— Instructions for the task —
Copy out, exactly as given, every line from the line with "Output a JSON" to the end of the listing, both of those lines included.

• • • • •

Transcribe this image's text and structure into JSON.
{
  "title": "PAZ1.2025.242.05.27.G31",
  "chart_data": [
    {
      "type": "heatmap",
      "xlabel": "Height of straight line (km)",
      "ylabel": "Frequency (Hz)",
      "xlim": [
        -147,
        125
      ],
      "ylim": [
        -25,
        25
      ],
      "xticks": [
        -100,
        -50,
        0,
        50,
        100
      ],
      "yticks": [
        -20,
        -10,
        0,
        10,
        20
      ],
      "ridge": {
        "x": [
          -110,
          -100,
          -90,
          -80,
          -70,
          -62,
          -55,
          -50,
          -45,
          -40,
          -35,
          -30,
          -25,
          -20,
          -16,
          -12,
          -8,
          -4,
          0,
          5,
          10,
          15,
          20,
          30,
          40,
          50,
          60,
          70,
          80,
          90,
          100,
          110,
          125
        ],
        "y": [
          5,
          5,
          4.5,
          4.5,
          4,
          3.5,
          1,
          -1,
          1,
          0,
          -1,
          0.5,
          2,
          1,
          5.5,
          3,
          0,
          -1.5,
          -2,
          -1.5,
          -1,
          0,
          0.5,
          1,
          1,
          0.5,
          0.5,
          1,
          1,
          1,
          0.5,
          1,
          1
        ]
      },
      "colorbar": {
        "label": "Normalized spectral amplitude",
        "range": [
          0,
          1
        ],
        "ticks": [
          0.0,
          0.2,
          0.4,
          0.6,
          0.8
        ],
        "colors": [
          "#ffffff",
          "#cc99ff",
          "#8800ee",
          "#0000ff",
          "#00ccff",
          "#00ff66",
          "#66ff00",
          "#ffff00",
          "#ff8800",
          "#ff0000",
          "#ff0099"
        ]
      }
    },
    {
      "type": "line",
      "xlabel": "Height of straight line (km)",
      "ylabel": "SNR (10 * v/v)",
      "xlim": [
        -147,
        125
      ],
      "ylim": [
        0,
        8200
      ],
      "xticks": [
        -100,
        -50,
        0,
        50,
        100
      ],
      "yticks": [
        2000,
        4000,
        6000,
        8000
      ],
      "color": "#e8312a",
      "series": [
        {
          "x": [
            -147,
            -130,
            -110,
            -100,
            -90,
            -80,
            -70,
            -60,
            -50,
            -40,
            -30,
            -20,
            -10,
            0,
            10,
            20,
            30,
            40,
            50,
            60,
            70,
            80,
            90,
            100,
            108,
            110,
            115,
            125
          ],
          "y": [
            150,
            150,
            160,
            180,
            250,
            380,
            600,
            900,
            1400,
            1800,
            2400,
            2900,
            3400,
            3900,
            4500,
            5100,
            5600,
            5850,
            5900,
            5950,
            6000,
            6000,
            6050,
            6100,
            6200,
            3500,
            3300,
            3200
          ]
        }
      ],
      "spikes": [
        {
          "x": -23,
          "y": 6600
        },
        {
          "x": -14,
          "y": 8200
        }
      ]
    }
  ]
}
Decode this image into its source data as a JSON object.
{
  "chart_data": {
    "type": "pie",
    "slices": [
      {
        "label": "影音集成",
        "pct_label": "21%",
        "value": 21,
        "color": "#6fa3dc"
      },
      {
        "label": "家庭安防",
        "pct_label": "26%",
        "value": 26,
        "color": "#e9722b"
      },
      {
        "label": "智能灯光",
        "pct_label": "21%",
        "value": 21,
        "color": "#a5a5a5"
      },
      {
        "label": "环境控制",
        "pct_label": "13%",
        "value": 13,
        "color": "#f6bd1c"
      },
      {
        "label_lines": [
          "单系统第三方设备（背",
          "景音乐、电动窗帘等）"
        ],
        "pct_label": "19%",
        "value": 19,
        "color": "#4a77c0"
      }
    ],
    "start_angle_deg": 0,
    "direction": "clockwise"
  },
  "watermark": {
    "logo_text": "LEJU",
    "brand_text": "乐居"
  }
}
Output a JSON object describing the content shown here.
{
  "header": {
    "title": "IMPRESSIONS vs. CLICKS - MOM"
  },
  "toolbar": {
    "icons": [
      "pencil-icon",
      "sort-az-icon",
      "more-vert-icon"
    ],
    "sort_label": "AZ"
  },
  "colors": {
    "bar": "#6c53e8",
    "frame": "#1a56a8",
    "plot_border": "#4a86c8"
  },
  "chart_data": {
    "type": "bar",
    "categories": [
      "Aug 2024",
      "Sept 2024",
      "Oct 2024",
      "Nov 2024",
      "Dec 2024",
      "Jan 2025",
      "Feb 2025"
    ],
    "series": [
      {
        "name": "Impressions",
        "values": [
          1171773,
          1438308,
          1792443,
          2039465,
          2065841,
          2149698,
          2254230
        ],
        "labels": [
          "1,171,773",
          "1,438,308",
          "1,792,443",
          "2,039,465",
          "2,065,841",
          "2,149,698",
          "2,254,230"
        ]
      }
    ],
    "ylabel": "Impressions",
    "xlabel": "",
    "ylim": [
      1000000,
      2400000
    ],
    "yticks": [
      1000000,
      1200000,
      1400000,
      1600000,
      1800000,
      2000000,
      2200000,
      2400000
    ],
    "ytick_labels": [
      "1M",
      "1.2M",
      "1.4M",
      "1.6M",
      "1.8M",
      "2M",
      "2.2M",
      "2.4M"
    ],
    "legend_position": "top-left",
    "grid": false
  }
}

• • • • •

— Expected output —
Output a JSON object describing the content shown here.
{
  "header": {
    "title": "IMPRESSIONS vs. CLICKS - MOM"
  },
  "toolbar": {
    "icons": [
      "pencil-icon",
      "sort-az-icon",
      "more-vert-icon"
    ],
    "sort_label": "AZ"
  },
  "colors": {
    "bar": "#6c53e8",
    "frame": "#1a56a8",
    "plot_border": "#4a86c8"
  },
  "chart_data": {
    "type": "bar",
    "categories": [
      "Aug 2024",
      "Sept 2024",
      "Oct 2024",
      "Nov 2024",
      "Dec 2024",
      "Jan 2025",
      "Feb 2025"
    ],
    "series": [
      {
        "name": "Impressions",
        "values": [
          1171773,
          1438308,
          1792443,
          2039465,
          2065841,
          2149698,
          2254230
        ],
        "labels": [
          "1,171,773",
          "1,438,308",
          "1,792,443",
          "2,039,465",
          "2,065,841",
          "2,149,698",
          "2,254,230"
        ]
      }
    ],
    "ylabel": "Impressions",
    "xlabel": "",
    "ylim": [
      1000000,
      2400000
    ],
    "yticks": [
      1000000,
      1200000,
      1400000,
      1600000,
      1800000,
      2000000,
      2200000,
      2400000
    ],
    "ytick_labels": [
      "1M",
      "1.2M",
      "1.4M",
      "1.6M",
      "1.8M",
      "2M",
      "2.2M",
      "2.4M"
    ],
    "legend_position": "top-left",
    "grid": false
  }
}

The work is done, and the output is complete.